**TASK DIRECTIONS**. Within the records that follow, find every line containing the string "this". Copy those lines.

═════ EXTRACTED MATERIAL

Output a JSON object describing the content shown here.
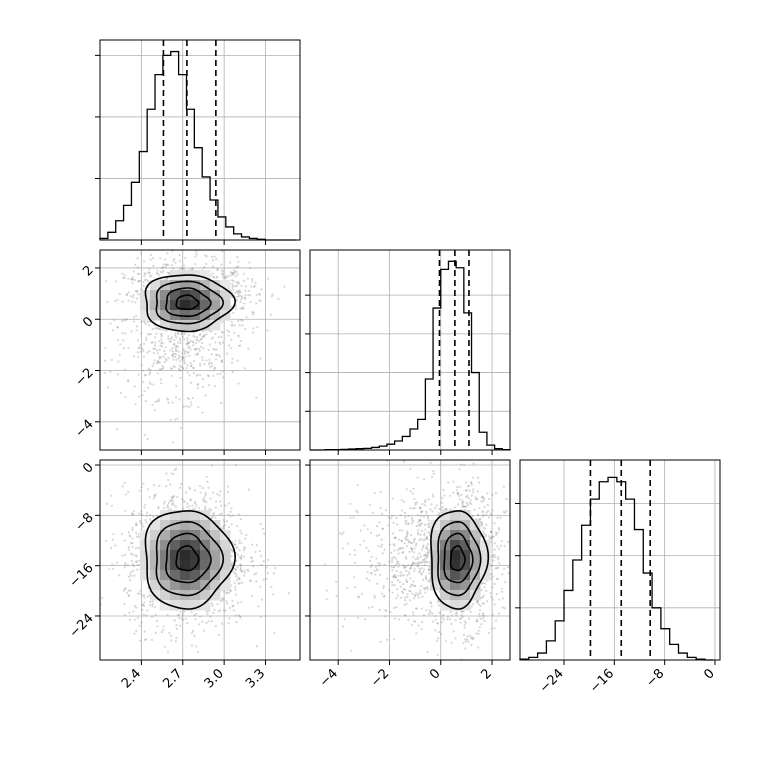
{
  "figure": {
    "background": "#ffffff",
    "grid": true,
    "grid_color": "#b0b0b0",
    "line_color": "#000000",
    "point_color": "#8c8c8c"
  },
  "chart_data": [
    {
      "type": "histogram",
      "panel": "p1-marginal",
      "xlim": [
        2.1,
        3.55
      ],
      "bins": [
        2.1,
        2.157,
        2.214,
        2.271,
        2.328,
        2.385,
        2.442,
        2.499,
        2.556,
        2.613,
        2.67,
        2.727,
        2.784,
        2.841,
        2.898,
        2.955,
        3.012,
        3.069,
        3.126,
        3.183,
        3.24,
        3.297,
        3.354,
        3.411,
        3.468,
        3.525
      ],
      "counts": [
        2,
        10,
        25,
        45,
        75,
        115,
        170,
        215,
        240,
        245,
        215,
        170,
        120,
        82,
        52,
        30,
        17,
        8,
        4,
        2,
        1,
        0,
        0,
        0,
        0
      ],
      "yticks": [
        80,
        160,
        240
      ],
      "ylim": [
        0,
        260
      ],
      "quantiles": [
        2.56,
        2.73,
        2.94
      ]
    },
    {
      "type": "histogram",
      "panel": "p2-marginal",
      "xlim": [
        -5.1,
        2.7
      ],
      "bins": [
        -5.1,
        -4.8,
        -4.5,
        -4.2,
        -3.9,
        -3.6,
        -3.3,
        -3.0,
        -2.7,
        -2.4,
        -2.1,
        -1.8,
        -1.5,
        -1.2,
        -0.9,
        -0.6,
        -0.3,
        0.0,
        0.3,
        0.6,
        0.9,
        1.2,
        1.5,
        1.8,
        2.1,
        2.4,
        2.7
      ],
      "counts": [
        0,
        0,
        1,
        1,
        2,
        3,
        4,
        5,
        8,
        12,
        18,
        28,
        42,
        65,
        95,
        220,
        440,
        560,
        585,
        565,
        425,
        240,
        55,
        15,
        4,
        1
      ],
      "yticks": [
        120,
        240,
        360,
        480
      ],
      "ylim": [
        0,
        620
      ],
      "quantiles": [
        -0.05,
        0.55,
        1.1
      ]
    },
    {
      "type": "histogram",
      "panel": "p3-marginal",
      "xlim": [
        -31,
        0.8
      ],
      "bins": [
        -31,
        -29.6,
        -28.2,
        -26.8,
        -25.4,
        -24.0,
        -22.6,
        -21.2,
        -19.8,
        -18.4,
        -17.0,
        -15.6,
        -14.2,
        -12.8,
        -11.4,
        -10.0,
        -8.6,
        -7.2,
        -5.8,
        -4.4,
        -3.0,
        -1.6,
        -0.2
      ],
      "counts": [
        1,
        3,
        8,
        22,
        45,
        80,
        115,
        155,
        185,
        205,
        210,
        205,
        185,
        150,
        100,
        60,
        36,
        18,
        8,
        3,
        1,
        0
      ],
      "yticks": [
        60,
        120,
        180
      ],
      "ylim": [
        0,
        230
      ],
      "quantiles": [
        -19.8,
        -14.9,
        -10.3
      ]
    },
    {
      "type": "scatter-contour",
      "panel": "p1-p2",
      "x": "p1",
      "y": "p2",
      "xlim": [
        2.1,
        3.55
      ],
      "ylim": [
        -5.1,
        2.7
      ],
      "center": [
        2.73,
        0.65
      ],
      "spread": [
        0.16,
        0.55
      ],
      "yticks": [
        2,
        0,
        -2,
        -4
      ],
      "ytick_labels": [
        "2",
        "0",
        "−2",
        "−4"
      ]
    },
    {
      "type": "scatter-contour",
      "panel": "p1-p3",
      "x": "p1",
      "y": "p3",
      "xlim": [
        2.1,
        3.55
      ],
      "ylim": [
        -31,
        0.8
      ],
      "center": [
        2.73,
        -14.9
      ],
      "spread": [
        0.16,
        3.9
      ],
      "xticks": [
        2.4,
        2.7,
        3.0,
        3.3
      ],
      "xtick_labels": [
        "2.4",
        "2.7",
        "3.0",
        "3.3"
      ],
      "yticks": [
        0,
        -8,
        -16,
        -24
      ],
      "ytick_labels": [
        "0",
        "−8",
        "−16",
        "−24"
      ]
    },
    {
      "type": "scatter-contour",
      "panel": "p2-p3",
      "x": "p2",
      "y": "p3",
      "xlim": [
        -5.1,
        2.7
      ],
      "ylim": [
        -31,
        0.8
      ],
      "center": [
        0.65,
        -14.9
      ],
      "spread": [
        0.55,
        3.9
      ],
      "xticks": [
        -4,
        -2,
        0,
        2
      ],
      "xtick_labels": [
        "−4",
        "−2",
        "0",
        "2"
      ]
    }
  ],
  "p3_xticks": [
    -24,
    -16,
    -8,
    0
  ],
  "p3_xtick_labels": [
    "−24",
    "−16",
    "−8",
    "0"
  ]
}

══════════
═════ EXTRACTED MATERIAL

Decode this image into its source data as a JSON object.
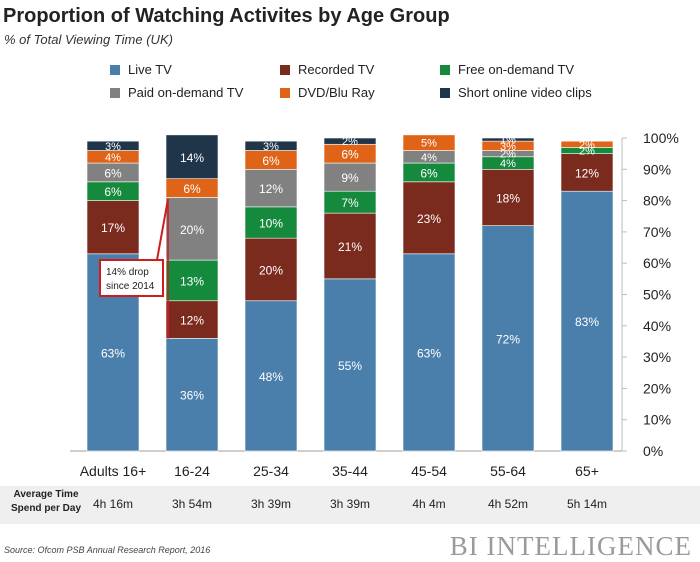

══════════
═════ EXTRACTED MATERIAL

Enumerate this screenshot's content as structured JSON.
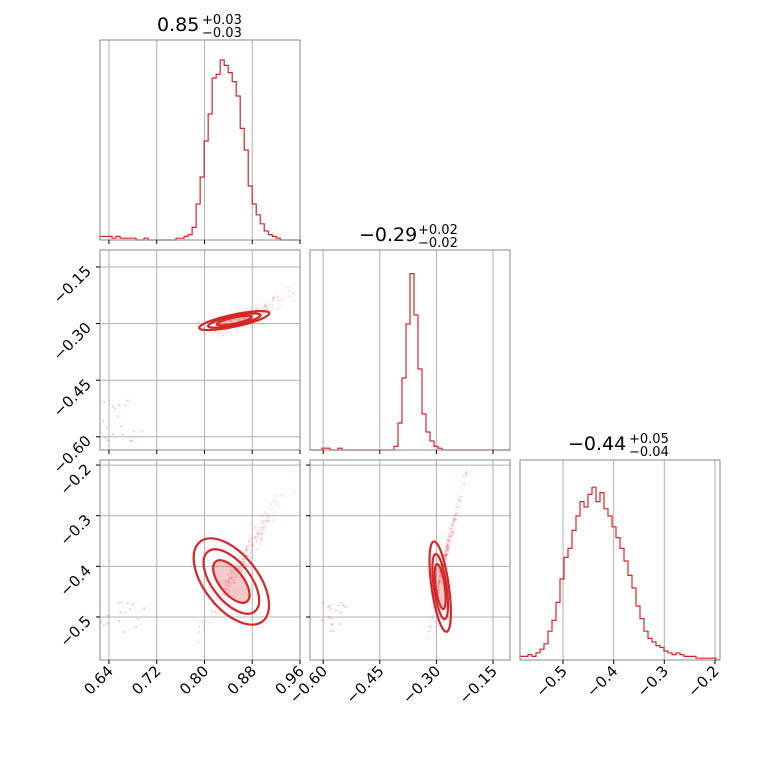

══════════

**THE RESULT**.
Decode this image into its source data as a JSON object.
Enumerate this screenshot's content as structured JSON.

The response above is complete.